▶ [PASSAGE SHOWN]:
** START **

Dave Gerhardt is the founder of Exit Five, a private community for B2B marketers, and co-author of "Conversational Marketing." He hosts the Exit Five podcast and organizes the annual Drive conference for B2B marketers in Vermont.
Harry emphasizes that every great story requires unresolved tension that gets resolved. (11:38) He demonstrates this through book titles, showing how "Steal Like an Artist" outsold eight other creativity books combined because it was the only title with inherent conflict. The exercise of rewriting "The cat sat on the mat" to "The cat sat on the dog's mat" illustrates how introducing opposing forces immediately makes content more engaging. This applies directly to B2B marketing - instead of saying "move work forward," create tension between the current broken state and your solution.

** END **

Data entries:
** START **

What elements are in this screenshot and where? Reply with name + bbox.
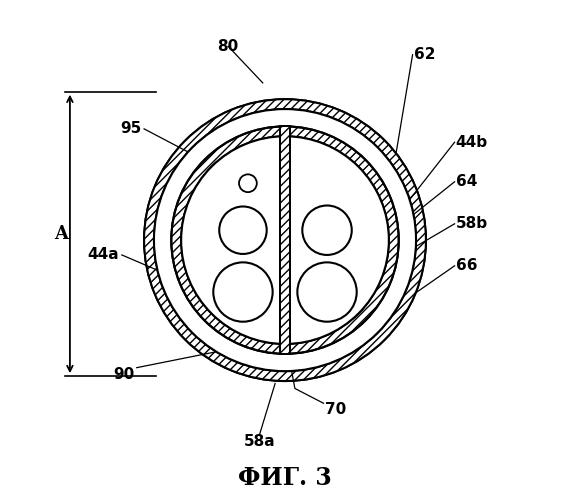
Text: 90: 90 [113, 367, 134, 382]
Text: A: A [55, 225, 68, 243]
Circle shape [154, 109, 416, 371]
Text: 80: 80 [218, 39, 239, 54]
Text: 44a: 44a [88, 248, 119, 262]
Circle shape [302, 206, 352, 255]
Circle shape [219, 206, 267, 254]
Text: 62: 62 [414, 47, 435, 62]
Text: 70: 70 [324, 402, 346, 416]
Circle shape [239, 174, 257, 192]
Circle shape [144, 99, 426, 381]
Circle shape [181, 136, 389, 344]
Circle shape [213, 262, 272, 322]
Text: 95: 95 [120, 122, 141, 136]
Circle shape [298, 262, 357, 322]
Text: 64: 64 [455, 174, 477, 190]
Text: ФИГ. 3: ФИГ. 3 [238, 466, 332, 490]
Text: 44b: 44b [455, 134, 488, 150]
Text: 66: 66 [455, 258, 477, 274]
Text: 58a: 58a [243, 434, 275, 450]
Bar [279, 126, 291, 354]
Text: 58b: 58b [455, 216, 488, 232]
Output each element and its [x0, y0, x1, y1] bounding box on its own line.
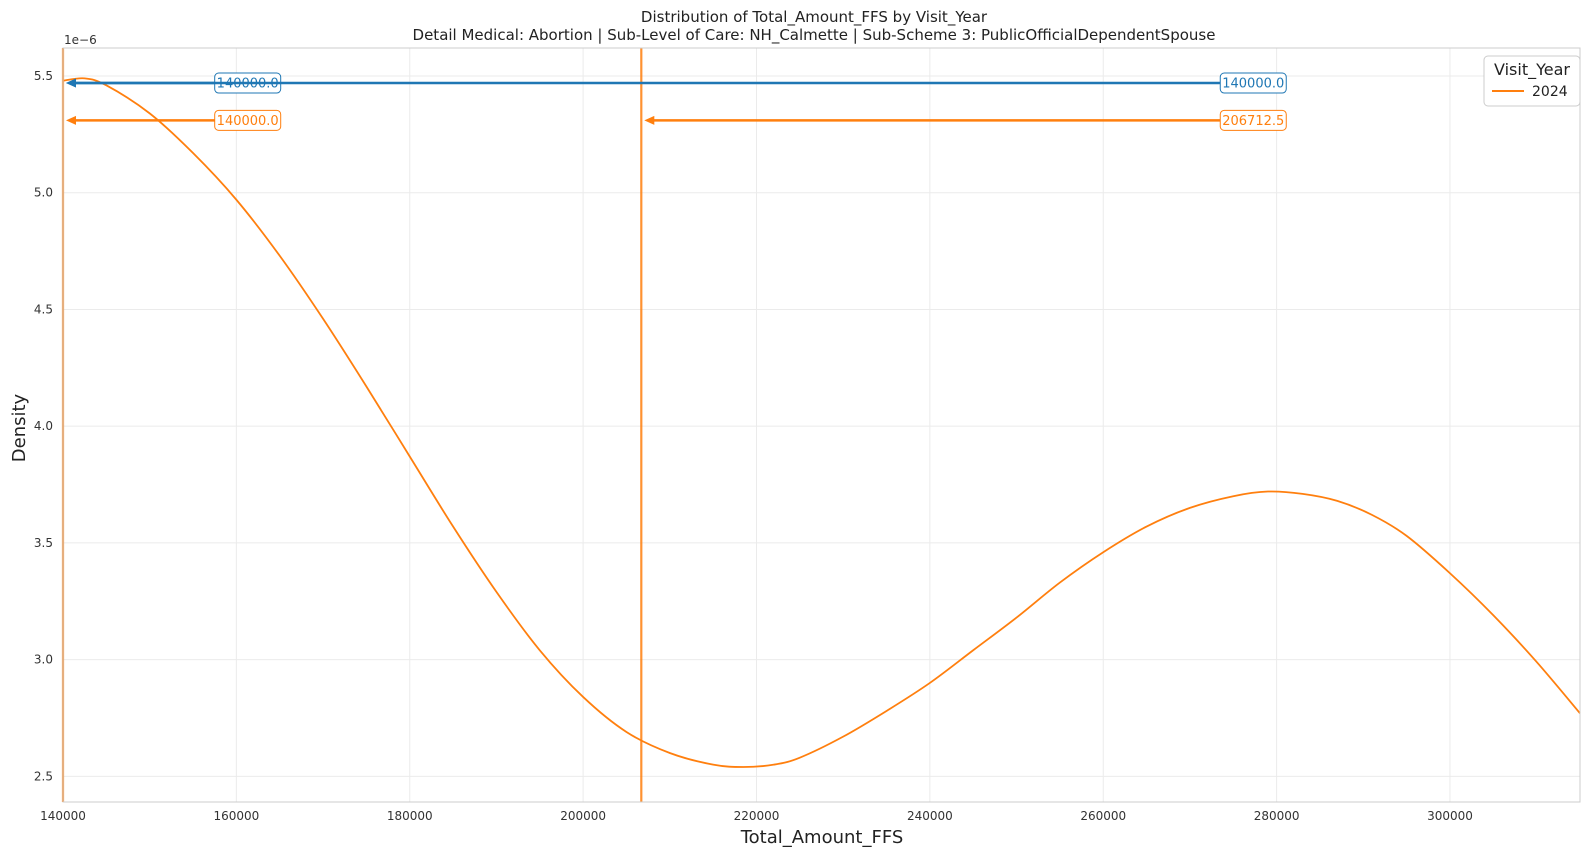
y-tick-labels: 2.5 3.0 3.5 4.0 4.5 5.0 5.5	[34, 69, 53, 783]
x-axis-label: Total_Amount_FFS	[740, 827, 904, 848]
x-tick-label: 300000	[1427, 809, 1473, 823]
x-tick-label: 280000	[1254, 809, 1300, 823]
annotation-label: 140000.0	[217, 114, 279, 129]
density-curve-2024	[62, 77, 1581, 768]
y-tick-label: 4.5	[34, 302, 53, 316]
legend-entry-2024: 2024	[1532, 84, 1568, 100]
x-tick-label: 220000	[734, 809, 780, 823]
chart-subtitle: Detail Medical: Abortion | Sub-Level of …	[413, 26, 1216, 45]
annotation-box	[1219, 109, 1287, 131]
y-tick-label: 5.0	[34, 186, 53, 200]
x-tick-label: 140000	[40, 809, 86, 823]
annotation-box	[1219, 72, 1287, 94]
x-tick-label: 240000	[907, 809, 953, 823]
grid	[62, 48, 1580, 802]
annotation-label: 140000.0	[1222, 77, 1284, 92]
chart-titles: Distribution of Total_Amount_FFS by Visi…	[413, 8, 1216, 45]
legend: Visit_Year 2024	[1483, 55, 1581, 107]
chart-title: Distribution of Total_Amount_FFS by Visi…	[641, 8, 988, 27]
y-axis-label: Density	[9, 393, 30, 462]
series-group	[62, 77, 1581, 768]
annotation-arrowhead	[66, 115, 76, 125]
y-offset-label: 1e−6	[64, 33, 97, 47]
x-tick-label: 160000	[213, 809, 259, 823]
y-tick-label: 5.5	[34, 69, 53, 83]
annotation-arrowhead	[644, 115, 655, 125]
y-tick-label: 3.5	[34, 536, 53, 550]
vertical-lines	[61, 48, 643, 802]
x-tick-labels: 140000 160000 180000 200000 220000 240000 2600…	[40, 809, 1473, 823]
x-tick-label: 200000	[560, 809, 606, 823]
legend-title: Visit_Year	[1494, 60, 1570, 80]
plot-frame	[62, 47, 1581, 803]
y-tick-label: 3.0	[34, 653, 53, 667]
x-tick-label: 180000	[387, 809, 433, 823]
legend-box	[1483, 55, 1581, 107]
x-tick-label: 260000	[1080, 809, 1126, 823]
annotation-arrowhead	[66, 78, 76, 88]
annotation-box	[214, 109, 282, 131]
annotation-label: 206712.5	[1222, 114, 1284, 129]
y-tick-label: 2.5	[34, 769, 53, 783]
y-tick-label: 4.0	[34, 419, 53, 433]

** END **
** START **

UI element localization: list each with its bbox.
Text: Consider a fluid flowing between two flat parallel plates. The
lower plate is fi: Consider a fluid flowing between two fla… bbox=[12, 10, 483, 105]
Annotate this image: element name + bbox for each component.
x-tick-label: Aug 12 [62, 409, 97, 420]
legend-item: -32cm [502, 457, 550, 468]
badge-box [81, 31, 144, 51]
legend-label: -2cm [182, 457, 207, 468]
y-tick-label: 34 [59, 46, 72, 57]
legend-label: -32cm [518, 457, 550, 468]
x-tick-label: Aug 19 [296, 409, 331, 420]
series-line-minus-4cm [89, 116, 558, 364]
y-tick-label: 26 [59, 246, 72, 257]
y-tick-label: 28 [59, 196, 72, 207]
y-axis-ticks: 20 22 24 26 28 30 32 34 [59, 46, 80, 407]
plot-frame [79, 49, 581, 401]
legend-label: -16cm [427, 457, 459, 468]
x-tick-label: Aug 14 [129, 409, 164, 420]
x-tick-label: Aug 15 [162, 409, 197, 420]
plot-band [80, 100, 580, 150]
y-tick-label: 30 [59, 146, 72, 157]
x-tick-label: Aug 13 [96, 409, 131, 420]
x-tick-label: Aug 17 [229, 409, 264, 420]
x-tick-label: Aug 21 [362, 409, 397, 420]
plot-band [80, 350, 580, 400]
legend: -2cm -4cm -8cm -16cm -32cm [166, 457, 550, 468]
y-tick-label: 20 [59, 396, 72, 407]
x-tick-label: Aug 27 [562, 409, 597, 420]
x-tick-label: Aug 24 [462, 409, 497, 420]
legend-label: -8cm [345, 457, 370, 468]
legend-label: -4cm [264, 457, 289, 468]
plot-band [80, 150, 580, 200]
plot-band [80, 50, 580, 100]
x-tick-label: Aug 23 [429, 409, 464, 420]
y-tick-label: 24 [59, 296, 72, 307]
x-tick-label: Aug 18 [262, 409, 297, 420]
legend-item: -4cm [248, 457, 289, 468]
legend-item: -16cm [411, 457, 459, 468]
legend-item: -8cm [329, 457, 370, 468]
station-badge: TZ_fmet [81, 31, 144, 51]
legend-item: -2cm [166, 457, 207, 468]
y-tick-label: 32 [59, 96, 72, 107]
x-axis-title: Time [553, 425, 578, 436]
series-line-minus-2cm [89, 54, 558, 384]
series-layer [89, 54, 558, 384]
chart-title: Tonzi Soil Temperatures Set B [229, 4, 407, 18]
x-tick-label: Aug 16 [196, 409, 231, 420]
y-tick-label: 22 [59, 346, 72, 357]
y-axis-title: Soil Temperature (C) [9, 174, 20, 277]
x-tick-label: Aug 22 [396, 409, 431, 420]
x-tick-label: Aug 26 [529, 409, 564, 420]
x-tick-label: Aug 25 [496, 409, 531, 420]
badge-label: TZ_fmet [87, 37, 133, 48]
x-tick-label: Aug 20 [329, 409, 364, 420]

** END **

▶ [ACTIONS TO TAKE]:
**1.** In the passage on story tension in B2B marketing, which book title outsold eight other creativity books combined?
**2.** Continue the passage on story tension in B2B marketing, starting after its final sentence.

▶ [WRITTEN RESPONSES]:
**1.** "Steal Like an Artist" outsold them.

**2.**
The most crucial advice Harry offers is becoming obsessively knowledgeable about your industry's core problems. (34:02) When he met a billionaire who claimed to "know more about the problem with the education system in America than anybody in America," Harry realized this depth of understanding is what enables great storytelling. Companies like Basecamp excel at storytelling because they've written over 100 essays on project management problems. The test: you should know so much about your category that you could write a book about it.
Harry provides a clear framework: Positioning is "we do X," Story is "why we do X," and Storytelling is "how you get it in the customer's head." (21:18) For example, Loom's positioning is video messaging for work, their story explains why (remote communication sucks), and their storytelling includes homepage copy, social media posts, and promotional tweets. The story must always point back to and justify the positioning, making it logical and compelling for prospects to choose your solution.
Every company can create compelling conflict by identifying one of three types of enemies: direct competitors, competing approaches, or beliefs you stand against. (19:23) Apple vs. PC represents direct competitors, while London Underground vs. taxis shows competing approaches to the same problem. Cruise's self-driving cars position against the belief that "humans are terrible drivers." The key question to identify your enemy: "What are we actually competing against?" This helps determine which type of conflict will resonate most with your audience.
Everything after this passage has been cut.